Identify each line below that contains the word "الذهبي", and copy it out.

* **Collected data**:
* Begin *
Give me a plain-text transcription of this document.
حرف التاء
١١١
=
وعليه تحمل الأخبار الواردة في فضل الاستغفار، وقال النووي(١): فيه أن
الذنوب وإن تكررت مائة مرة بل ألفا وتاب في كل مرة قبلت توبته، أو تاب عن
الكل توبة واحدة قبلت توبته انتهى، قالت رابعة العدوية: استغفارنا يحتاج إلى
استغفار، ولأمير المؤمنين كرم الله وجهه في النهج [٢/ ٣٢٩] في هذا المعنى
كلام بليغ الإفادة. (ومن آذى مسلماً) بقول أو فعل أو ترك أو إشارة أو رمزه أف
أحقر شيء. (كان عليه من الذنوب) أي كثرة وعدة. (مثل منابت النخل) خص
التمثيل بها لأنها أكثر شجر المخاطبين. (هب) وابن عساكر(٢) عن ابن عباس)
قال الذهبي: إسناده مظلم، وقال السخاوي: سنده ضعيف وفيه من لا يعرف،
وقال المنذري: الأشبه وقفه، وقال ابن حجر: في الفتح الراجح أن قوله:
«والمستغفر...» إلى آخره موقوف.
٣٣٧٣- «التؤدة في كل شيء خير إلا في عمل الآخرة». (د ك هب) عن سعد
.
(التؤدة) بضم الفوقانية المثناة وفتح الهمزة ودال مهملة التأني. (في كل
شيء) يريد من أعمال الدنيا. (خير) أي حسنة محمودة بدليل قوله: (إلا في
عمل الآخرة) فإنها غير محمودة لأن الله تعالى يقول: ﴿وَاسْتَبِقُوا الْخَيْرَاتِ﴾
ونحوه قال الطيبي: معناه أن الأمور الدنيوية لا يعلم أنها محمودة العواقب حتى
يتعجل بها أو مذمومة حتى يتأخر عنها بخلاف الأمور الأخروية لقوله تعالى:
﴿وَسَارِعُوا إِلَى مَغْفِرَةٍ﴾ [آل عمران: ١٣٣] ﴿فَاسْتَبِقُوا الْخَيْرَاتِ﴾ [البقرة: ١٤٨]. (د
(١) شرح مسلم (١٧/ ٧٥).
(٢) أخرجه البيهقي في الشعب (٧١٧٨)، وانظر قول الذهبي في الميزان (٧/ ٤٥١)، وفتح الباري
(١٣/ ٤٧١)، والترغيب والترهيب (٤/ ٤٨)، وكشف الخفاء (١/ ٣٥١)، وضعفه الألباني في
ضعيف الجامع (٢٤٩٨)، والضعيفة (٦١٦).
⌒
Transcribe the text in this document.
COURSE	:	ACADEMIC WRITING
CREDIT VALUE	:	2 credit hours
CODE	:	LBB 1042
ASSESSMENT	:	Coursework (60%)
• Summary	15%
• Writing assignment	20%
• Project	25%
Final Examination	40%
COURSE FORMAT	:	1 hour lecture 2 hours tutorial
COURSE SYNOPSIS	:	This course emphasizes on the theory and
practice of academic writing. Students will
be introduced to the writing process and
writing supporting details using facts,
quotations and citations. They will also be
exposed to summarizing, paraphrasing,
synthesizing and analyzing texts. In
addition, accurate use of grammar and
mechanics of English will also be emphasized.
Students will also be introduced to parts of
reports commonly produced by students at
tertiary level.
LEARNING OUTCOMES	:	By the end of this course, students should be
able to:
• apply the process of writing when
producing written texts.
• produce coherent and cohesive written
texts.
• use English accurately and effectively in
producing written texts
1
* End *
* **THE ANSWER**:
قال الذهبي: إسناده مظلم، وقال السخاوي: سنده ضعيف وفيه من لا يعرف،
(٢) أخرجه البيهقي في الشعب (٧١٧٨)، وانظر قول الذهبي في الميزان (٧/ ٤٥١)، وفتح الباري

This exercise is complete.